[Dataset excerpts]

___

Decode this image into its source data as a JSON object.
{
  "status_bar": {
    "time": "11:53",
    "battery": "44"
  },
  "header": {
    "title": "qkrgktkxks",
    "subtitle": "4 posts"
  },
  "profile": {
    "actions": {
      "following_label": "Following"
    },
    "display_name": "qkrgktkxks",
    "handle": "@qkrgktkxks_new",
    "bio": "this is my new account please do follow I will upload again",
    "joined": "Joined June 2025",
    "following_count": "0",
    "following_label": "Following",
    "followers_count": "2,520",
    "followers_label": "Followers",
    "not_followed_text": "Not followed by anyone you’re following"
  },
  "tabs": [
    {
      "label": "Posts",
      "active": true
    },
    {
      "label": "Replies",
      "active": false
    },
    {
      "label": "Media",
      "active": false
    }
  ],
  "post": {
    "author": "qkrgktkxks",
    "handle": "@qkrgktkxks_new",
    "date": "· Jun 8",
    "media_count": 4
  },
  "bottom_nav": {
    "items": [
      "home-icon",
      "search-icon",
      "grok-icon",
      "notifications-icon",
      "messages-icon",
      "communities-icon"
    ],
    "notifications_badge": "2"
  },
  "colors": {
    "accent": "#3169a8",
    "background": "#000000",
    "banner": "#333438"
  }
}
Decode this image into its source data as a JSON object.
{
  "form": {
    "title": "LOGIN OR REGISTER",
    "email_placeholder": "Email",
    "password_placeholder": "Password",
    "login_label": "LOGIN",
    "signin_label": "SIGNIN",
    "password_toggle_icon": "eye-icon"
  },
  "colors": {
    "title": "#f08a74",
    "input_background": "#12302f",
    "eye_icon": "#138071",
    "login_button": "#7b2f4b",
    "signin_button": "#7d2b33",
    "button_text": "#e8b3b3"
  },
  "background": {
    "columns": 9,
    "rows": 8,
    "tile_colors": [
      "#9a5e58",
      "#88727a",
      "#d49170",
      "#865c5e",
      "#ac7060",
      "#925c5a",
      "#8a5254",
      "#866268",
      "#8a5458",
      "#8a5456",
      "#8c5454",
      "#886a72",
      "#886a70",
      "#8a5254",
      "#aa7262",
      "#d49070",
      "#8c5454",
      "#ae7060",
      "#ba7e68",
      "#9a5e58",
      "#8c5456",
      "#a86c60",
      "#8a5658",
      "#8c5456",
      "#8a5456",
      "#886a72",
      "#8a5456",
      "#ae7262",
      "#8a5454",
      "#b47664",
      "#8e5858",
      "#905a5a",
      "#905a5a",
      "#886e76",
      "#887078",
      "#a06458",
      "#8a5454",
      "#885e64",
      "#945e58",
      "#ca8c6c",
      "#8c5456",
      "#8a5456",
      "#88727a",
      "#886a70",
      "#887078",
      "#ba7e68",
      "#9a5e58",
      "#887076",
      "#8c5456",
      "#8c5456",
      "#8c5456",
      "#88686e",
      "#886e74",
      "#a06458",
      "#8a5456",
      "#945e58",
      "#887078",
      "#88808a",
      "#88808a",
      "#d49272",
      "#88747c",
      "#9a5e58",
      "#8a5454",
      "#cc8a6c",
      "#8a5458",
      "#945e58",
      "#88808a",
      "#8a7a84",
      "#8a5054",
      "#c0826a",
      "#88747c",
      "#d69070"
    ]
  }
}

___

Restate each record word for word.

◆ **REPLY**
Decode this image into its source data as a JSON object.
{
  "status_bar": {
    "time": "11:53",
    "battery": "44"
  },
  "header": {
    "title": "qkrgktkxks",
    "subtitle": "4 posts"
  },
  "profile": {
    "actions": {
      "following_label": "Following"
    },
    "display_name": "qkrgktkxks",
    "handle": "@qkrgktkxks_new",
    "bio": "this is my new account please do follow I will upload again",
    "joined": "Joined June 2025",
    "following_count": "0",
    "following_label": "Following",
    "followers_count": "2,520",
    "followers_label": "Followers",
    "not_followed_text": "Not followed by anyone you’re following"
  },
  "tabs": [
    {
      "label": "Posts",
      "active": true
    },
    {
      "label": "Replies",
      "active": false
    },
    {
      "label": "Media",
      "active": false
    }
  ],
  "post": {
    "author": "qkrgktkxks",
    "handle": "@qkrgktkxks_new",
    "date": "· Jun 8",
    "media_count": 4
  },
  "bottom_nav": {
    "items": [
      "home-icon",
      "search-icon",
      "grok-icon",
      "notifications-icon",
      "messages-icon",
      "communities-icon"
    ],
    "notifications_badge": "2"
  },
  "colors": {
    "accent": "#3169a8",
    "background": "#000000",
    "banner": "#333438"
  }
}
Decode this image into its source data as a JSON object.
{
  "form": {
    "title": "LOGIN OR REGISTER",
    "email_placeholder": "Email",
    "password_placeholder": "Password",
    "login_label": "LOGIN",
    "signin_label": "SIGNIN",
    "password_toggle_icon": "eye-icon"
  },
  "colors": {
    "title": "#f08a74",
    "input_background": "#12302f",
    "eye_icon": "#138071",
    "login_button": "#7b2f4b",
    "signin_button": "#7d2b33",
    "button_text": "#e8b3b3"
  },
  "background": {
    "columns": 9,
    "rows": 8,
    "tile_colors": [
      "#9a5e58",
      "#88727a",
      "#d49170",
      "#865c5e",
      "#ac7060",
      "#925c5a",
      "#8a5254",
      "#866268",
      "#8a5458",
      "#8a5456",
      "#8c5454",
      "#886a72",
      "#886a70",
      "#8a5254",
      "#aa7262",
      "#d49070",
      "#8c5454",
      "#ae7060",
      "#ba7e68",
      "#9a5e58",
      "#8c5456",
      "#a86c60",
      "#8a5658",
      "#8c5456",
      "#8a5456",
      "#886a72",
      "#8a5456",
      "#ae7262",
      "#8a5454",
      "#b47664",
      "#8e5858",
      "#905a5a",
      "#905a5a",
      "#886e76",
      "#887078",
      "#a06458",
      "#8a5454",
      "#885e64",
      "#945e58",
      "#ca8c6c",
      "#8c5456",
      "#8a5456",
      "#88727a",
      "#886a70",
      "#887078",
      "#ba7e68",
      "#9a5e58",
      "#887076",
      "#8c5456",
      "#8c5456",
      "#8c5456",
      "#88686e",
      "#886e74",
      "#a06458",
      "#8a5456",
      "#945e58",
      "#887078",
      "#88808a",
      "#88808a",
      "#d49272",
      "#88747c",
      "#9a5e58",
      "#8a5454",
      "#cc8a6c",
      "#8a5458",
      "#945e58",
      "#88808a",
      "#8a7a84",
      "#8a5054",
      "#c0826a",
      "#88747c",
      "#d69070"
    ]
  }
}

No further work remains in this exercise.